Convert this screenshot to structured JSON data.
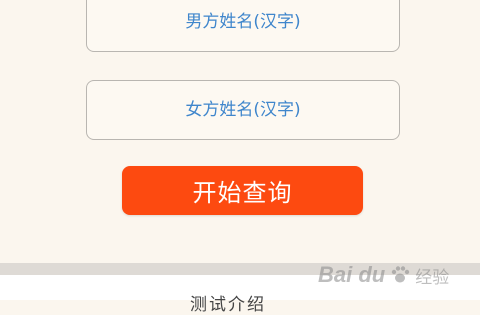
{
  "form": {
    "male_name_placeholder": "男方姓名(汉字)",
    "female_name_placeholder": "女方姓名(汉字)",
    "submit_label": "开始查询"
  },
  "section": {
    "title": "测试介绍"
  },
  "watermark": {
    "brand": "Bai du",
    "product": "经验",
    "icon": "paw-icon"
  }
}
------------------------------
GIVEN REQUEST: Restate the listing above word for word, and skip the pictures.

ANSWER TO THE TASK:
Convert this screenshot to structured JSON data.
{
  "form": {
    "male_name_placeholder": "男方姓名(汉字)",
    "female_name_placeholder": "女方姓名(汉字)",
    "submit_label": "开始查询"
  },
  "section": {
    "title": "测试介绍"
  },
  "watermark": {
    "brand": "Bai du",
    "product": "经验",
    "icon": "paw-icon"
  }
}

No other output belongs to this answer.